• **Aim of the exercise**: Output all lines exactly.
□ □ □ □
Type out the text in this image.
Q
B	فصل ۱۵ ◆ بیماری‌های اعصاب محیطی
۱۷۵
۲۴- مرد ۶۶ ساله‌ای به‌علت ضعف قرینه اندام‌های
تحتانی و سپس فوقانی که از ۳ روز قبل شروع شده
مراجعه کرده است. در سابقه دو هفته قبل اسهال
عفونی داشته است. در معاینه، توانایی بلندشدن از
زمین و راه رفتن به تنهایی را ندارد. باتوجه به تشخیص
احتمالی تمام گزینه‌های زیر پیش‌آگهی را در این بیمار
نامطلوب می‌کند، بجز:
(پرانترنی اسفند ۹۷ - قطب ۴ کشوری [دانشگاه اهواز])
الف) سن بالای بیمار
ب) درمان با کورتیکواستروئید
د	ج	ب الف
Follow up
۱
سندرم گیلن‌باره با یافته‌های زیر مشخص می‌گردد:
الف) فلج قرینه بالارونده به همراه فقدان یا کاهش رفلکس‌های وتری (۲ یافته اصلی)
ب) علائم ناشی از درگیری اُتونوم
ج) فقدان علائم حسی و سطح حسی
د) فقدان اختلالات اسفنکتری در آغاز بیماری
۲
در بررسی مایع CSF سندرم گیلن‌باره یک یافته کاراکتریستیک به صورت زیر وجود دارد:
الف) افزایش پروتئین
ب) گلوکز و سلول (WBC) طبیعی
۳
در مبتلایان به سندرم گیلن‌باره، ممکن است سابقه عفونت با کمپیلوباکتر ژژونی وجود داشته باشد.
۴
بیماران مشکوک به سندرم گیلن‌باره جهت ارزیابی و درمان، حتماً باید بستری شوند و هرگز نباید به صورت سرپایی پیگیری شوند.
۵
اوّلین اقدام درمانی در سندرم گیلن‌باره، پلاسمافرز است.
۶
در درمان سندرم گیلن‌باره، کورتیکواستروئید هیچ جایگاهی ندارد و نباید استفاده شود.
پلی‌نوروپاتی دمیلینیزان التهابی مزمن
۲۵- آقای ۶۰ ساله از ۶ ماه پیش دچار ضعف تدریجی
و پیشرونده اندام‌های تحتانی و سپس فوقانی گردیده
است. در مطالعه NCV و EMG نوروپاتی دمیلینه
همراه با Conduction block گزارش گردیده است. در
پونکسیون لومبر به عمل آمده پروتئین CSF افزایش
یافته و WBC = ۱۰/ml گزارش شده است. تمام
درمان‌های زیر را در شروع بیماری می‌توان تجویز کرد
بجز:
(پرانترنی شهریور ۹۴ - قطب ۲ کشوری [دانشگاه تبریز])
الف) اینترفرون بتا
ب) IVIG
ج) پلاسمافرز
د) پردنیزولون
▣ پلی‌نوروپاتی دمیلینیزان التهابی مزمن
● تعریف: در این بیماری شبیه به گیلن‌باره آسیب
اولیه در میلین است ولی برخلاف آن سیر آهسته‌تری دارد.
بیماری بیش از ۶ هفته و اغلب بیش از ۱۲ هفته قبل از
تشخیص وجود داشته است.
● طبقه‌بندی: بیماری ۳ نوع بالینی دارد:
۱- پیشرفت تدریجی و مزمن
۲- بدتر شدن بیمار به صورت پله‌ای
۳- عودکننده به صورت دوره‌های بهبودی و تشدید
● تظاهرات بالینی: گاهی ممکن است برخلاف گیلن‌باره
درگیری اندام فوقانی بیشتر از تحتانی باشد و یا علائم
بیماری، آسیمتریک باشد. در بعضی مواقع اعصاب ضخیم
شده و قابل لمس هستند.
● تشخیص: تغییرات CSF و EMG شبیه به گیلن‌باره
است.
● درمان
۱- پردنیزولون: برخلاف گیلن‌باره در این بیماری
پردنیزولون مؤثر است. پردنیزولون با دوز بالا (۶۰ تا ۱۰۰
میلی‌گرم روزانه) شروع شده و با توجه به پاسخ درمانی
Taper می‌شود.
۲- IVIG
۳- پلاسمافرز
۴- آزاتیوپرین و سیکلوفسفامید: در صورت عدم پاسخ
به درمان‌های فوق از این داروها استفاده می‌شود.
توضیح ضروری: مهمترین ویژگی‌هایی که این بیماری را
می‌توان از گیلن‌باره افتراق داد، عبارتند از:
□ □ □ □
• **Answer for this exercise**:
Type out the text in this image.
Q
B	فصل ۱۵ ◆ بیماری‌های اعصاب محیطی
۱۷۵
۲۴- مرد ۶۶ ساله‌ای به‌علت ضعف قرینه اندام‌های
تحتانی و سپس فوقانی که از ۳ روز قبل شروع شده
مراجعه کرده است. در سابقه دو هفته قبل اسهال
عفونی داشته است. در معاینه، توانایی بلندشدن از
زمین و راه رفتن به تنهایی را ندارد. باتوجه به تشخیص
احتمالی تمام گزینه‌های زیر پیش‌آگهی را در این بیمار
نامطلوب می‌کند، بجز:
(پرانترنی اسفند ۹۷ - قطب ۴ کشوری [دانشگاه اهواز])
الف) سن بالای بیمار
ب) درمان با کورتیکواستروئید
د	ج	ب الف
Follow up
۱
سندرم گیلن‌باره با یافته‌های زیر مشخص می‌گردد:
الف) فلج قرینه بالارونده به همراه فقدان یا کاهش رفلکس‌های وتری (۲ یافته اصلی)
ب) علائم ناشی از درگیری اُتونوم
ج) فقدان علائم حسی و سطح حسی
د) فقدان اختلالات اسفنکتری در آغاز بیماری
۲
در بررسی مایع CSF سندرم گیلن‌باره یک یافته کاراکتریستیک به صورت زیر وجود دارد:
الف) افزایش پروتئین
ب) گلوکز و سلول (WBC) طبیعی
۳
در مبتلایان به سندرم گیلن‌باره، ممکن است سابقه عفونت با کمپیلوباکتر ژژونی وجود داشته باشد.
۴
بیماران مشکوک به سندرم گیلن‌باره جهت ارزیابی و درمان، حتماً باید بستری شوند و هرگز نباید به صورت سرپایی پیگیری شوند.
۵
اوّلین اقدام درمانی در سندرم گیلن‌باره، پلاسمافرز است.
۶
در درمان سندرم گیلن‌باره، کورتیکواستروئید هیچ جایگاهی ندارد و نباید استفاده شود.
پلی‌نوروپاتی دمیلینیزان التهابی مزمن
۲۵- آقای ۶۰ ساله از ۶ ماه پیش دچار ضعف تدریجی
و پیشرونده اندام‌های تحتانی و سپس فوقانی گردیده
است. در مطالعه NCV و EMG نوروپاتی دمیلینه
همراه با Conduction block گزارش گردیده است. در
پونکسیون لومبر به عمل آمده پروتئین CSF افزایش
یافته و WBC = ۱۰/ml گزارش شده است. تمام
درمان‌های زیر را در شروع بیماری می‌توان تجویز کرد
بجز:
(پرانترنی شهریور ۹۴ - قطب ۲ کشوری [دانشگاه تبریز])
الف) اینترفرون بتا
ب) IVIG
ج) پلاسمافرز
د) پردنیزولون
▣ پلی‌نوروپاتی دمیلینیزان التهابی مزمن
● تعریف: در این بیماری شبیه به گیلن‌باره آسیب
اولیه در میلین است ولی برخلاف آن سیر آهسته‌تری دارد.
بیماری بیش از ۶ هفته و اغلب بیش از ۱۲ هفته قبل از
تشخیص وجود داشته است.
● طبقه‌بندی: بیماری ۳ نوع بالینی دارد:
۱- پیشرفت تدریجی و مزمن
۲- بدتر شدن بیمار به صورت پله‌ای
۳- عودکننده به صورت دوره‌های بهبودی و تشدید
● تظاهرات بالینی: گاهی ممکن است برخلاف گیلن‌باره
درگیری اندام فوقانی بیشتر از تحتانی باشد و یا علائم
بیماری، آسیمتریک باشد. در بعضی مواقع اعصاب ضخیم
شده و قابل لمس هستند.
● تشخیص: تغییرات CSF و EMG شبیه به گیلن‌باره
است.
● درمان
۱- پردنیزولون: برخلاف گیلن‌باره در این بیماری
پردنیزولون مؤثر است. پردنیزولون با دوز بالا (۶۰ تا ۱۰۰
میلی‌گرم روزانه) شروع شده و با توجه به پاسخ درمانی
Taper می‌شود.
۲- IVIG
۳- پلاسمافرز
۴- آزاتیوپرین و سیکلوفسفامید: در صورت عدم پاسخ
به درمان‌های فوق از این داروها استفاده می‌شود.
توضیح ضروری: مهمترین ویژگی‌هایی که این بیماری را
می‌توان از گیلن‌باره افتراق داد، عبارتند از:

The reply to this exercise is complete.